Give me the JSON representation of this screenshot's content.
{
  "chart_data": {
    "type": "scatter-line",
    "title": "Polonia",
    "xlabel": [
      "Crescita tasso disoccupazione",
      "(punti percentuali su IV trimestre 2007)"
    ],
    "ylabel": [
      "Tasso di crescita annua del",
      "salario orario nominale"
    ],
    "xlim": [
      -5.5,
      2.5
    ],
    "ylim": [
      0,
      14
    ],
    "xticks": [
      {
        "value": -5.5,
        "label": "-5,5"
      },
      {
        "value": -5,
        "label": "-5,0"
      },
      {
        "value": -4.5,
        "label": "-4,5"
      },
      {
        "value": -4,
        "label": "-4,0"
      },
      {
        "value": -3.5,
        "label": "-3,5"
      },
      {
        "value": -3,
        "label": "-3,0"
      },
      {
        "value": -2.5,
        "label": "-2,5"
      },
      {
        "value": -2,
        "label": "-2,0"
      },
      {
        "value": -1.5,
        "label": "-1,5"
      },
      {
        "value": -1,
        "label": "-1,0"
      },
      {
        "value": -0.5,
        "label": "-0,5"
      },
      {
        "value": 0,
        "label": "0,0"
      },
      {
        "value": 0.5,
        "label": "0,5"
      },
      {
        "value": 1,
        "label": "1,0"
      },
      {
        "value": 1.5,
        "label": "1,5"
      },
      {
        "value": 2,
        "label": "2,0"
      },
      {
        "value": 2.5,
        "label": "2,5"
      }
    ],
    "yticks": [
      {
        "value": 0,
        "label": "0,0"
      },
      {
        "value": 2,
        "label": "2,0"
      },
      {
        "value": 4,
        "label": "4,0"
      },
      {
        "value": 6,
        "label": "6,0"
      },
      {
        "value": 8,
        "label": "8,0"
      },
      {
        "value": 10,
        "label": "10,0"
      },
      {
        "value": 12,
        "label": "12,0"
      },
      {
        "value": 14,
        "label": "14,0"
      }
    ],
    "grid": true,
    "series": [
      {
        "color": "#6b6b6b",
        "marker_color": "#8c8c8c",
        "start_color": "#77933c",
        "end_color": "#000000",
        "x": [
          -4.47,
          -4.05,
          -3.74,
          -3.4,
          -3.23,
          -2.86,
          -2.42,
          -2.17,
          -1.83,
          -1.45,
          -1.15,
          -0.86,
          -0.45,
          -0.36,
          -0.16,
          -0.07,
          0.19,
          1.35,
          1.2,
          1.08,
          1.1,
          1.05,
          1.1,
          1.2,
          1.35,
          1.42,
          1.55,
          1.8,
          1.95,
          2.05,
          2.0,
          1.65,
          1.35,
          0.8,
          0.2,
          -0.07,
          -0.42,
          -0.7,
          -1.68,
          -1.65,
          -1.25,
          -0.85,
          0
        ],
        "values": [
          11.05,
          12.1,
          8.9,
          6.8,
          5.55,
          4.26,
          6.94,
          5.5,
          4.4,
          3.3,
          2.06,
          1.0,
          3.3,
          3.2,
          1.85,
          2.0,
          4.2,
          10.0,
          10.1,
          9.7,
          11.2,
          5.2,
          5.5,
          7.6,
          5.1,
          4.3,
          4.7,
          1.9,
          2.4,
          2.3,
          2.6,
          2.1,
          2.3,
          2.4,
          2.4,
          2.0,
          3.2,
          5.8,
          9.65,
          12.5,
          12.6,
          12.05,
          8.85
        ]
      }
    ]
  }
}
________
What is being asked >>
Every entry above needs to be quoted exactly.

Expected answer >>
Give me the JSON representation of this screenshot's content.
{
  "chart_data": {
    "type": "scatter-line",
    "title": "Polonia",
    "xlabel": [
      "Crescita tasso disoccupazione",
      "(punti percentuali su IV trimestre 2007)"
    ],
    "ylabel": [
      "Tasso di crescita annua del",
      "salario orario nominale"
    ],
    "xlim": [
      -5.5,
      2.5
    ],
    "ylim": [
      0,
      14
    ],
    "xticks": [
      {
        "value": -5.5,
        "label": "-5,5"
      },
      {
        "value": -5,
        "label": "-5,0"
      },
      {
        "value": -4.5,
        "label": "-4,5"
      },
      {
        "value": -4,
        "label": "-4,0"
      },
      {
        "value": -3.5,
        "label": "-3,5"
      },
      {
        "value": -3,
        "label": "-3,0"
      },
      {
        "value": -2.5,
        "label": "-2,5"
      },
      {
        "value": -2,
        "label": "-2,0"
      },
      {
        "value": -1.5,
        "label": "-1,5"
      },
      {
        "value": -1,
        "label": "-1,0"
      },
      {
        "value": -0.5,
        "label": "-0,5"
      },
      {
        "value": 0,
        "label": "0,0"
      },
      {
        "value": 0.5,
        "label": "0,5"
      },
      {
        "value": 1,
        "label": "1,0"
      },
      {
        "value": 1.5,
        "label": "1,5"
      },
      {
        "value": 2,
        "label": "2,0"
      },
      {
        "value": 2.5,
        "label": "2,5"
      }
    ],
    "yticks": [
      {
        "value": 0,
        "label": "0,0"
      },
      {
        "value": 2,
        "label": "2,0"
      },
      {
        "value": 4,
        "label": "4,0"
      },
      {
        "value": 6,
        "label": "6,0"
      },
      {
        "value": 8,
        "label": "8,0"
      },
      {
        "value": 10,
        "label": "10,0"
      },
      {
        "value": 12,
        "label": "12,0"
      },
      {
        "value": 14,
        "label": "14,0"
      }
    ],
    "grid": true,
    "series": [
      {
        "color": "#6b6b6b",
        "marker_color": "#8c8c8c",
        "start_color": "#77933c",
        "end_color": "#000000",
        "x": [
          -4.47,
          -4.05,
          -3.74,
          -3.4,
          -3.23,
          -2.86,
          -2.42,
          -2.17,
          -1.83,
          -1.45,
          -1.15,
          -0.86,
          -0.45,
          -0.36,
          -0.16,
          -0.07,
          0.19,
          1.35,
          1.2,
          1.08,
          1.1,
          1.05,
          1.1,
          1.2,
          1.35,
          1.42,
          1.55,
          1.8,
          1.95,
          2.05,
          2.0,
          1.65,
          1.35,
          0.8,
          0.2,
          -0.07,
          -0.42,
          -0.7,
          -1.68,
          -1.65,
          -1.25,
          -0.85,
          0
        ],
        "values": [
          11.05,
          12.1,
          8.9,
          6.8,
          5.55,
          4.26,
          6.94,
          5.5,
          4.4,
          3.3,
          2.06,
          1.0,
          3.3,
          3.2,
          1.85,
          2.0,
          4.2,
          10.0,
          10.1,
          9.7,
          11.2,
          5.2,
          5.5,
          7.6,
          5.1,
          4.3,
          4.7,
          1.9,
          2.4,
          2.3,
          2.6,
          2.1,
          2.3,
          2.4,
          2.4,
          2.0,
          3.2,
          5.8,
          9.65,
          12.5,
          12.6,
          12.05,
          8.85
        ]
      }
    ]
  }
}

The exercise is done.